Data section:
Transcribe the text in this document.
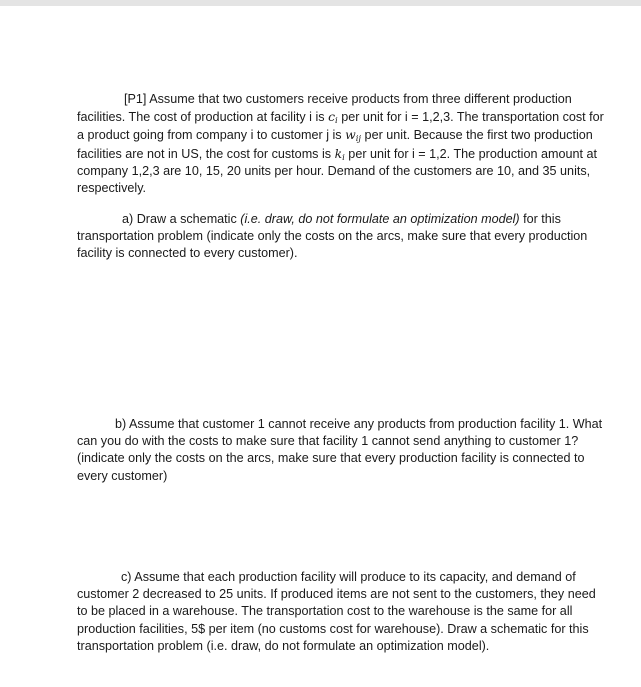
[P1] Assume that two customers receive products from three different production
facilities. The cost of production at facility i is $c_i$ per unit for i = 1,2,3. The transportation cost for
a product going from company i to customer j is $w_{ij}$ per unit. Because the first two production
facilities are not in US, the cost for customs is $k_i$ per unit for i = 1,2. The production amount at
company 1,2,3 are 10, 15, 20 units per hour. Demand of the customers are 10, and 35 units,
respectively.
a) Draw a schematic (i.e. draw, do not formulate an optimization model) for this
transportation problem (indicate only the costs on the arcs, make sure that every production
facility is connected to every customer).
b) Assume that customer 1 cannot receive any products from production facility 1. What
can you do with the costs to make sure that facility 1 cannot send anything to customer 1?
(indicate only the costs on the arcs, make sure that every production facility is connected to
every customer)
c) Assume that each production facility will produce to its capacity, and demand of
customer 2 decreased to 25 units. If produced items are not sent to the customers, they need
to be placed in a warehouse. The transportation cost to the warehouse is the same for all
production facilities, 5$ per item (no customs cost for warehouse). Draw a schematic for this
transportation problem (i.e. draw, do not formulate an optimization model).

Given task:
Reproduce every line from the entries that holds the word "arcs".

Solved exercise:
transportation problem (indicate only the costs on the arcs, make sure that every production
(indicate only the costs on the arcs, make sure that every production facility is connected to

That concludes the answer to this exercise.